Exercise: For the data below, report only the number of lines containing the string "dollars".

Dataset entries on figures
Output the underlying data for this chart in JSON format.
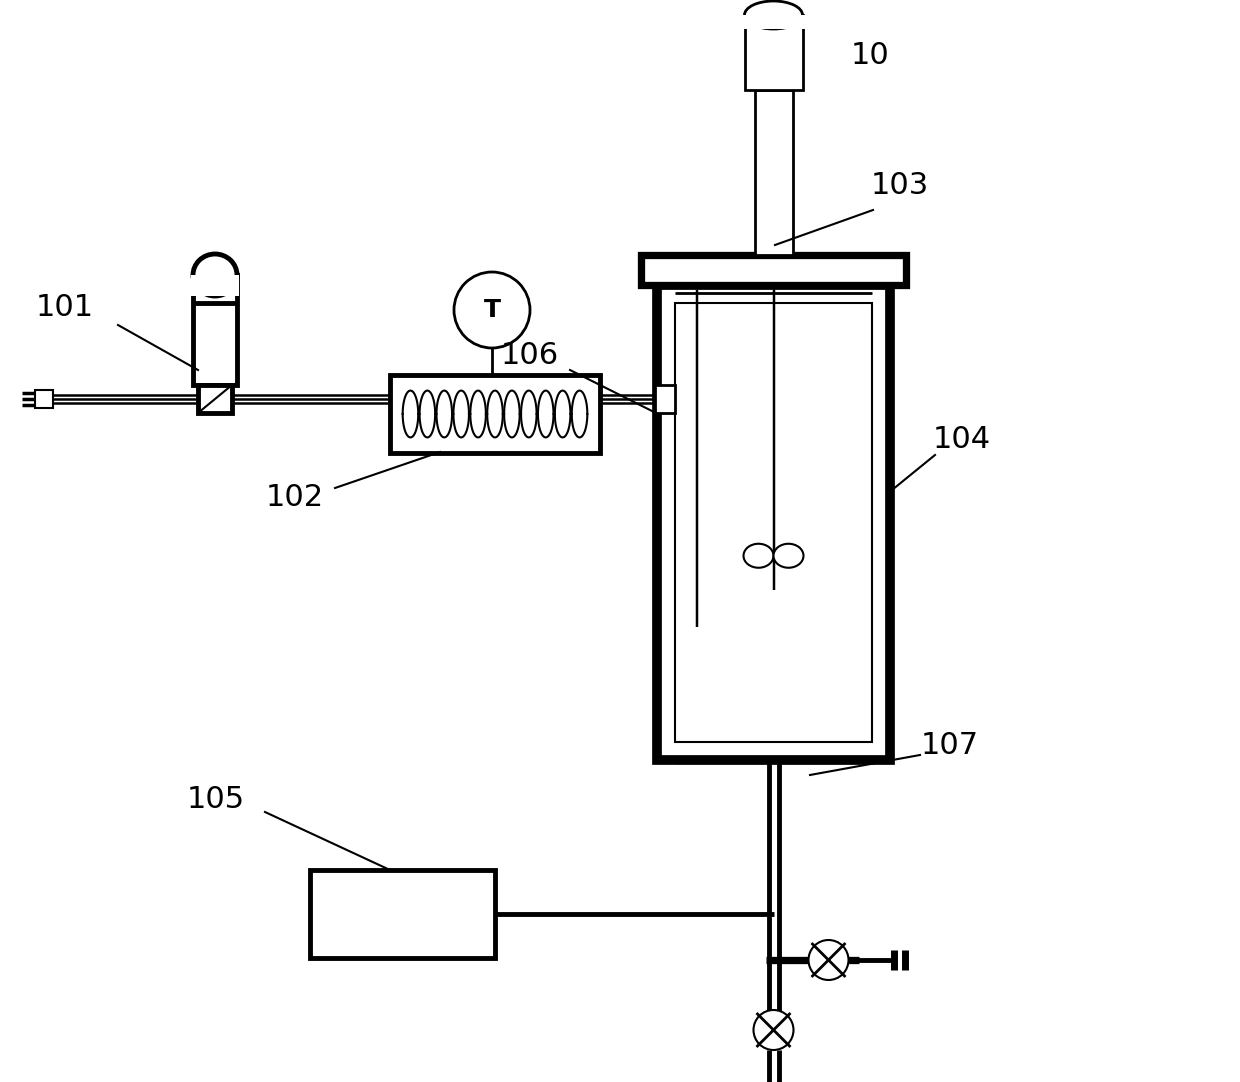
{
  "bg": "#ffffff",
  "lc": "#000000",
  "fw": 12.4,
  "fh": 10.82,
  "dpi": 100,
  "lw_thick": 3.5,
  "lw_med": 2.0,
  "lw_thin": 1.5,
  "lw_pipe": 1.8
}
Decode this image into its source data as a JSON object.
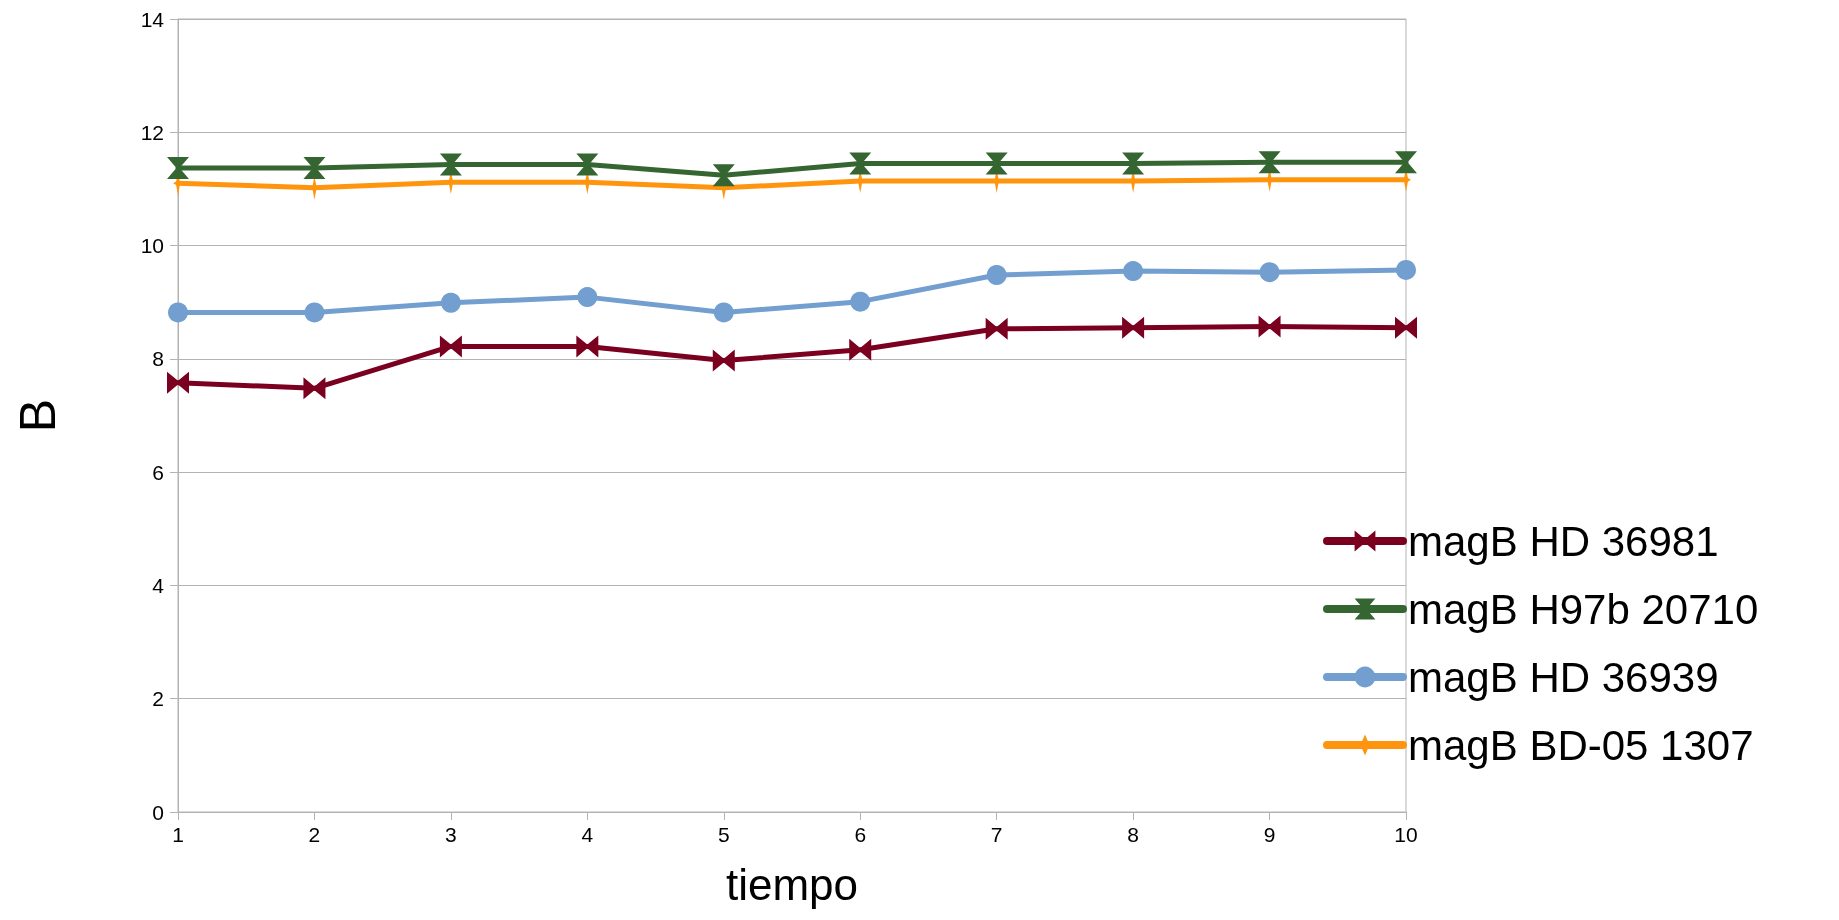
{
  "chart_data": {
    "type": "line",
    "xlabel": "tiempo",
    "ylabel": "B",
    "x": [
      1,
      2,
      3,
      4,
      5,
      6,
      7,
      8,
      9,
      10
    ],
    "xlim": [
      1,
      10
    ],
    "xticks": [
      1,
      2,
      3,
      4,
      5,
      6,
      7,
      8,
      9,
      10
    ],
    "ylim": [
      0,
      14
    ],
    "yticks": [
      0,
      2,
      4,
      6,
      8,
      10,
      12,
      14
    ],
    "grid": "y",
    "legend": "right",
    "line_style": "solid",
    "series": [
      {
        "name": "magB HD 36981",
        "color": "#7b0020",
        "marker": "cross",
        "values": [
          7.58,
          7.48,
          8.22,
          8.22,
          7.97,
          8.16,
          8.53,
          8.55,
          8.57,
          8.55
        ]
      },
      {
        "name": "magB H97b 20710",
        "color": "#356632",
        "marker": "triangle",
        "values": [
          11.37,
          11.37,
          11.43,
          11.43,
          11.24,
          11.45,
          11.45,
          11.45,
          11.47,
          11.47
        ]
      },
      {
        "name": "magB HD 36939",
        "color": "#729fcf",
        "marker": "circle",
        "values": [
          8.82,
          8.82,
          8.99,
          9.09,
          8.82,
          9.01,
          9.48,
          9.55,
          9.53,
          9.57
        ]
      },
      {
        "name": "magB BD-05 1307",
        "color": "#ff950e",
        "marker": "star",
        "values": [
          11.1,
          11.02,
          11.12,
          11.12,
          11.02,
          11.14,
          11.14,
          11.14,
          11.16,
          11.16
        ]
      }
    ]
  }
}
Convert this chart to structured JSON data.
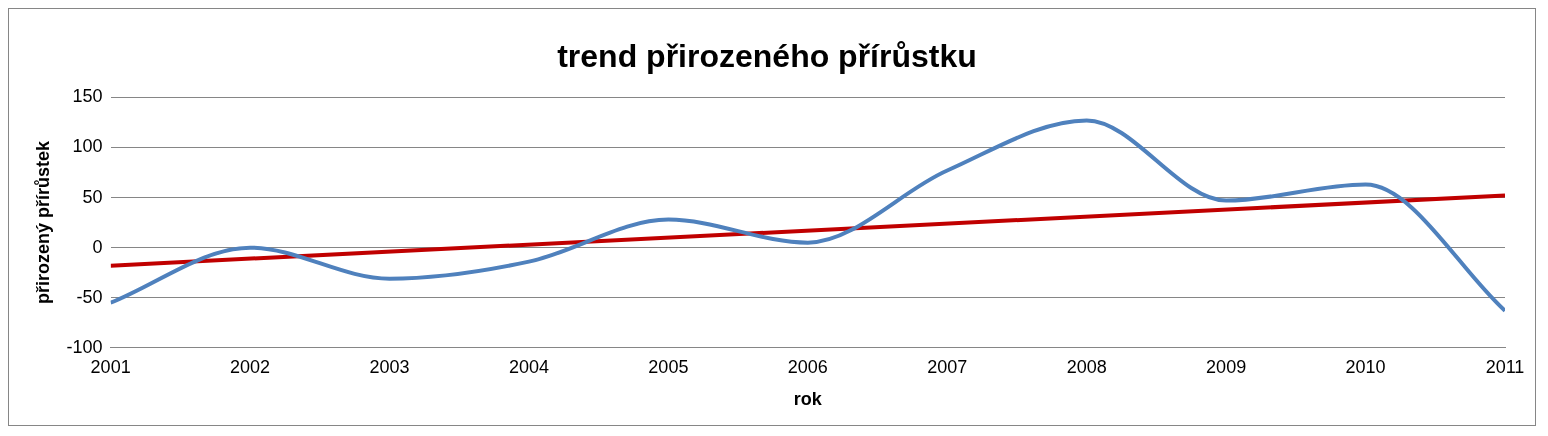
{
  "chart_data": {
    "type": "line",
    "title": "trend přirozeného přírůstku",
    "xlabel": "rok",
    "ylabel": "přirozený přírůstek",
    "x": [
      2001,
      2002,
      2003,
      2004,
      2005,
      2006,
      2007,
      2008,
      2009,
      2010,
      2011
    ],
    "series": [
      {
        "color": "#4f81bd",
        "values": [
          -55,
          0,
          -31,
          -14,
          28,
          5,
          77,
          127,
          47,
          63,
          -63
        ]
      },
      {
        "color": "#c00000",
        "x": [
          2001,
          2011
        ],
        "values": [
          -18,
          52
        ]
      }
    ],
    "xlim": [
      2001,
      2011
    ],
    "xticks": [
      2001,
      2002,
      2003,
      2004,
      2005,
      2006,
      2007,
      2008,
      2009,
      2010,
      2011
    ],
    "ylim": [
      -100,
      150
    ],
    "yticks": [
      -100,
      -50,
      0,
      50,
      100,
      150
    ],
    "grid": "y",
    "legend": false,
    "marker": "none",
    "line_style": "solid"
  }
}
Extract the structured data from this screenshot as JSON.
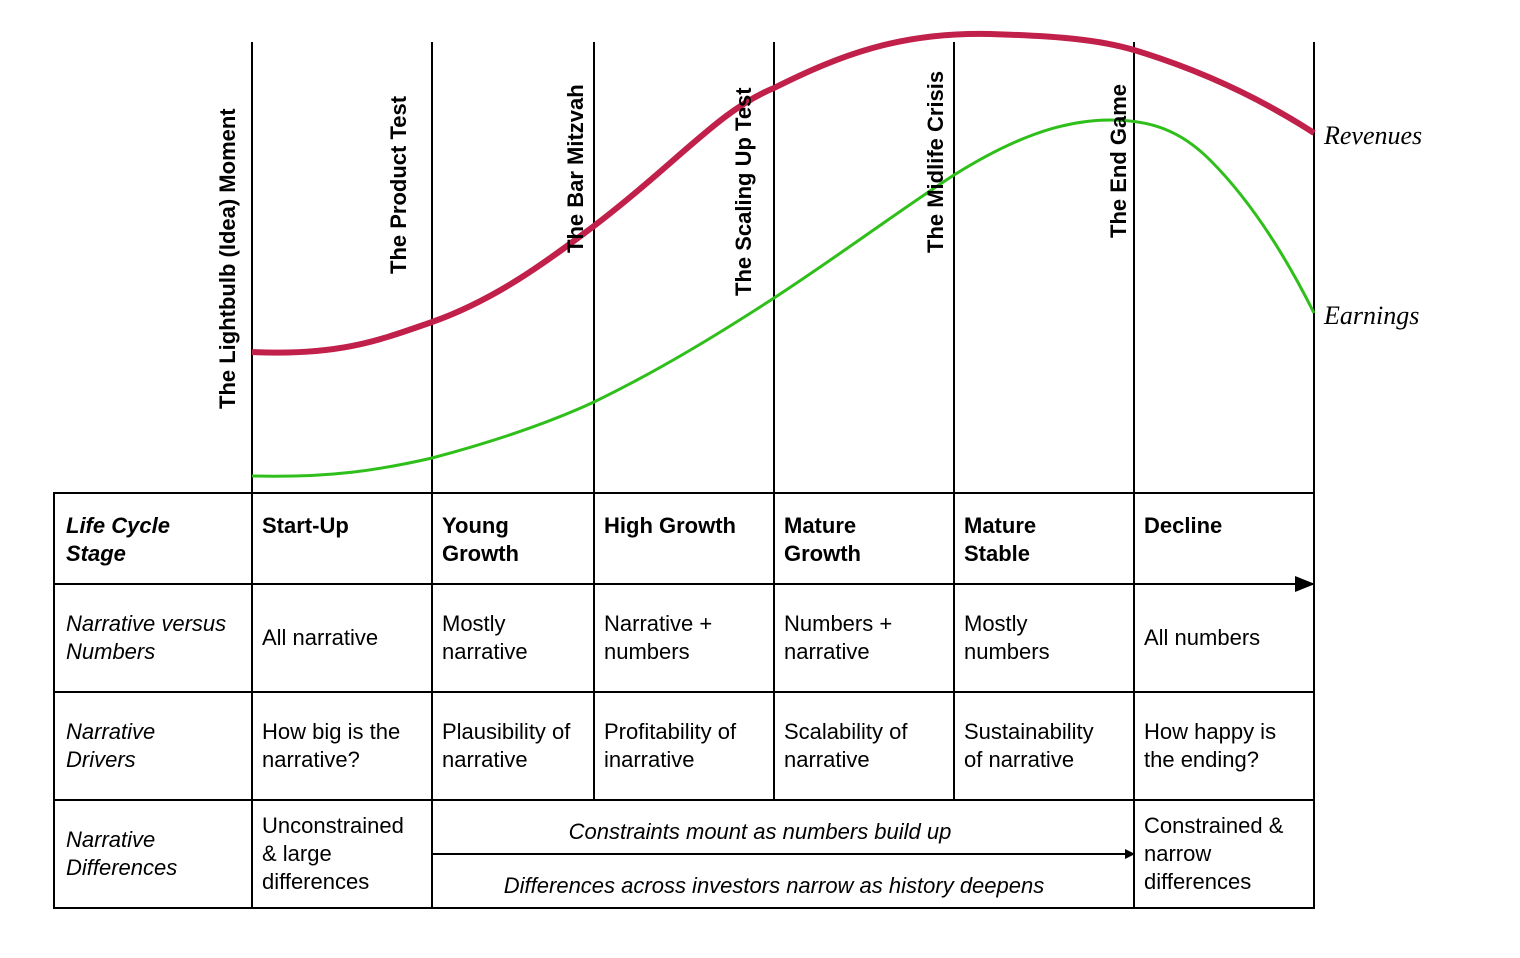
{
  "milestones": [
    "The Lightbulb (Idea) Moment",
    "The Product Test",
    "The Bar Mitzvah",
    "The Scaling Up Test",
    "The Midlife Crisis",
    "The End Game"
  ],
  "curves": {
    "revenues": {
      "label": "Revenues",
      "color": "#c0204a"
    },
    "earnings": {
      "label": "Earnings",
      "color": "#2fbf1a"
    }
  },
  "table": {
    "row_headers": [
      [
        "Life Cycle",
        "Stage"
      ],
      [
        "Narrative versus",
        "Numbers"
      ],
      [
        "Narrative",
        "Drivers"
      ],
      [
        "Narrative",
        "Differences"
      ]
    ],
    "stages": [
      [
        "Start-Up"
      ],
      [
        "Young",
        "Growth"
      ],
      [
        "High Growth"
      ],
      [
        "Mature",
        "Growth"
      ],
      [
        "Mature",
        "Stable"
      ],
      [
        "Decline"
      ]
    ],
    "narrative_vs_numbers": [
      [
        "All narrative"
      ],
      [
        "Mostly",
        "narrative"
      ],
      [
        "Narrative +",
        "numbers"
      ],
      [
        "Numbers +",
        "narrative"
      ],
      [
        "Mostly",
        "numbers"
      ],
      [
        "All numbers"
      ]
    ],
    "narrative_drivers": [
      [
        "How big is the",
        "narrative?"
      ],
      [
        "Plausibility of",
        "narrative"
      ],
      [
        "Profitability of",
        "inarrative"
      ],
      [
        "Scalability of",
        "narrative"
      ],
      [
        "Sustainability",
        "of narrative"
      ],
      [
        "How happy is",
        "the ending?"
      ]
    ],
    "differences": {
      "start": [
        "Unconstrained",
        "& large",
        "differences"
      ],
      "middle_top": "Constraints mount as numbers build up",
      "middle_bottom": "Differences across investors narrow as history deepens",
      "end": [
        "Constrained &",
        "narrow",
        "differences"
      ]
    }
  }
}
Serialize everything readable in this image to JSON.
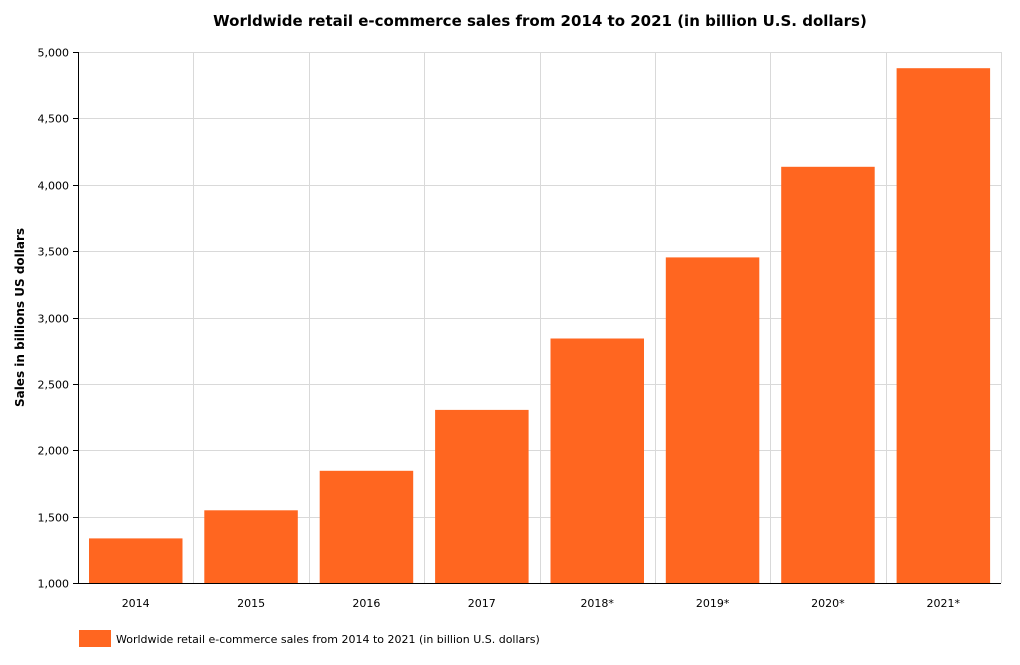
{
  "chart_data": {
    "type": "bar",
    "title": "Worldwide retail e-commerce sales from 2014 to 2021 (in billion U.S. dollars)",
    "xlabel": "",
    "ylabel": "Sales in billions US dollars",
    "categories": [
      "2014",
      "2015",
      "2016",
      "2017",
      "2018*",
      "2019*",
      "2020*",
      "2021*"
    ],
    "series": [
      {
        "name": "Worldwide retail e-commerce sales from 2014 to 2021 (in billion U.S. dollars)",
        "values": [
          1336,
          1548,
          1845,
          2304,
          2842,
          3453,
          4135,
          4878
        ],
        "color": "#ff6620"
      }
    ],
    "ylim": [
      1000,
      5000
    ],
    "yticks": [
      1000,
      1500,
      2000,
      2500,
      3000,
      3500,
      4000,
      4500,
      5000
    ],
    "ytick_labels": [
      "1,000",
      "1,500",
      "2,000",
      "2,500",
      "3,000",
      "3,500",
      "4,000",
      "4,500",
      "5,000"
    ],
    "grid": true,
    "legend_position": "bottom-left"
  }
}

Answer to this problem: 3